Task details: Convert the lines of the listing into a numbered list, leaving out any blank lines.

┌─ Exercise input

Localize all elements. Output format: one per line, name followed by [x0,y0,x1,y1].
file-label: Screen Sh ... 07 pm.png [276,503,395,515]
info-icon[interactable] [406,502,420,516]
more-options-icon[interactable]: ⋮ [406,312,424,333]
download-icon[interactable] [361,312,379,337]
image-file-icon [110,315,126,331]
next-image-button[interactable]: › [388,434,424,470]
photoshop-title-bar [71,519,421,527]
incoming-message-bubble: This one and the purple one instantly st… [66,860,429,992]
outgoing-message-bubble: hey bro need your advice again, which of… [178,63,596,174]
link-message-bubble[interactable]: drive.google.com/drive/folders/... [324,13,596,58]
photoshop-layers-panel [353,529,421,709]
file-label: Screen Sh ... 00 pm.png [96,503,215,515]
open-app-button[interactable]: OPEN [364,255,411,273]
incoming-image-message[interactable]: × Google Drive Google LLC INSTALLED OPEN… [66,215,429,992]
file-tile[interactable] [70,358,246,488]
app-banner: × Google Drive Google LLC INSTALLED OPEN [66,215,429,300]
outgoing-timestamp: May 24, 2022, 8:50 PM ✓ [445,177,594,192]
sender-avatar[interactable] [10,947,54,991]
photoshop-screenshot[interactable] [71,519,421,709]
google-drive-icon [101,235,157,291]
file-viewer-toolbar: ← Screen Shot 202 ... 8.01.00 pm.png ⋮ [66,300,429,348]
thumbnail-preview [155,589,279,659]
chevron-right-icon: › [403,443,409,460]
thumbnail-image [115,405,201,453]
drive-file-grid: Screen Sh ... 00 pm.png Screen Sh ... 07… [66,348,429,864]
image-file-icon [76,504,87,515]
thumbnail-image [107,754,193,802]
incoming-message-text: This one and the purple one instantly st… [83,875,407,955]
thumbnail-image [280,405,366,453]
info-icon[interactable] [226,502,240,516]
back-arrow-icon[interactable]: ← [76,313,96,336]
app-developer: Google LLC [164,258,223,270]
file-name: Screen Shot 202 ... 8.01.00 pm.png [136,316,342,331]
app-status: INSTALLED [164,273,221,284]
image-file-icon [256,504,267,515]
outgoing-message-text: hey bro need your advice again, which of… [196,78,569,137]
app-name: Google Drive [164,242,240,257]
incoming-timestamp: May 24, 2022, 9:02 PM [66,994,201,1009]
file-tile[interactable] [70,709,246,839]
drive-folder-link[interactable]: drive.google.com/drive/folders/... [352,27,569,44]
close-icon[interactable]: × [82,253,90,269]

└─

Output for this task:
1. Localize all elements. Output format: one per line, name followed by [x0,y0,x1,y1].
2. file-label: Screen Sh ... 07 pm.png [276,503,395,515]
3. info-icon[interactable] [406,502,420,516]
4. more-options-icon[interactable]: ⋮ [406,312,424,333]
5. download-icon[interactable] [361,312,379,337]
6. image-file-icon [110,315,126,331]
7. next-image-button[interactable]: › [388,434,424,470]
8. photoshop-title-bar [71,519,421,527]
9. incoming-message-bubble: This one and the purple one instantly st… [66,860,429,992]
10. outgoing-message-bubble: hey bro need your advice again, which of… [178,63,596,174]
11. link-message-bubble[interactable]: drive.google.com/drive/folders/... [324,13,596,58]
12. photoshop-layers-panel [353,529,421,709]
13. file-label: Screen Sh ... 00 pm.png [96,503,215,515]
14. open-app-button[interactable]: OPEN [364,255,411,273]
15. incoming-image-message[interactable]: × Google Drive Google LLC INSTALLED OPEN… [66,215,429,992]
16. file-tile[interactable] [70,358,246,488]
17. app-banner: × Google Drive Google LLC INSTALLED OPEN [66,215,429,300]
18. outgoing-timestamp: May 24, 2022, 8:50 PM ✓ [445,177,594,192]
19. sender-avatar[interactable] [10,947,54,991]
20. photoshop-screenshot[interactable] [71,519,421,709]
21. google-drive-icon [101,235,157,291]
22. file-viewer-toolbar: ← Screen Shot 202 ... 8.01.00 pm.png ⋮ [66,300,429,348]
23. thumbnail-preview [155,589,279,659]
24. chevron-right-icon: › [403,443,409,460]
25. thumbnail-image [115,405,201,453]
26. drive-file-grid: Screen Sh ... 00 pm.png Screen Sh ... 07… [66,348,429,864]
27. image-file-icon [76,504,87,515]
28. thumbnail-image [107,754,193,802]
29. incoming-message-text: This one and the purple one instantly st… [83,875,407,955]
30. thumbnail-image [280,405,366,453]
31. info-icon[interactable] [226,502,240,516]
32. back-arrow-icon[interactable]: ← [76,313,96,336]
33. app-developer: Google LLC [164,258,223,270]
34. file-name: Screen Shot 202 ... 8.01.00 pm.png [136,316,342,331]
35. app-status: INSTALLED [164,273,221,284]
36. image-file-icon [256,504,267,515]
37. outgoing-message-text: hey bro need your advice again, which of… [196,78,569,137]
38. app-name: Google Drive [164,242,240,257]
39. incoming-timestamp: May 24, 2022, 9:02 PM [66,994,201,1009]
40. file-tile[interactable] [70,709,246,839]
41. drive-folder-link[interactable]: drive.google.com/drive/folders/... [352,27,569,44]
42. close-icon[interactable]: × [82,253,90,269]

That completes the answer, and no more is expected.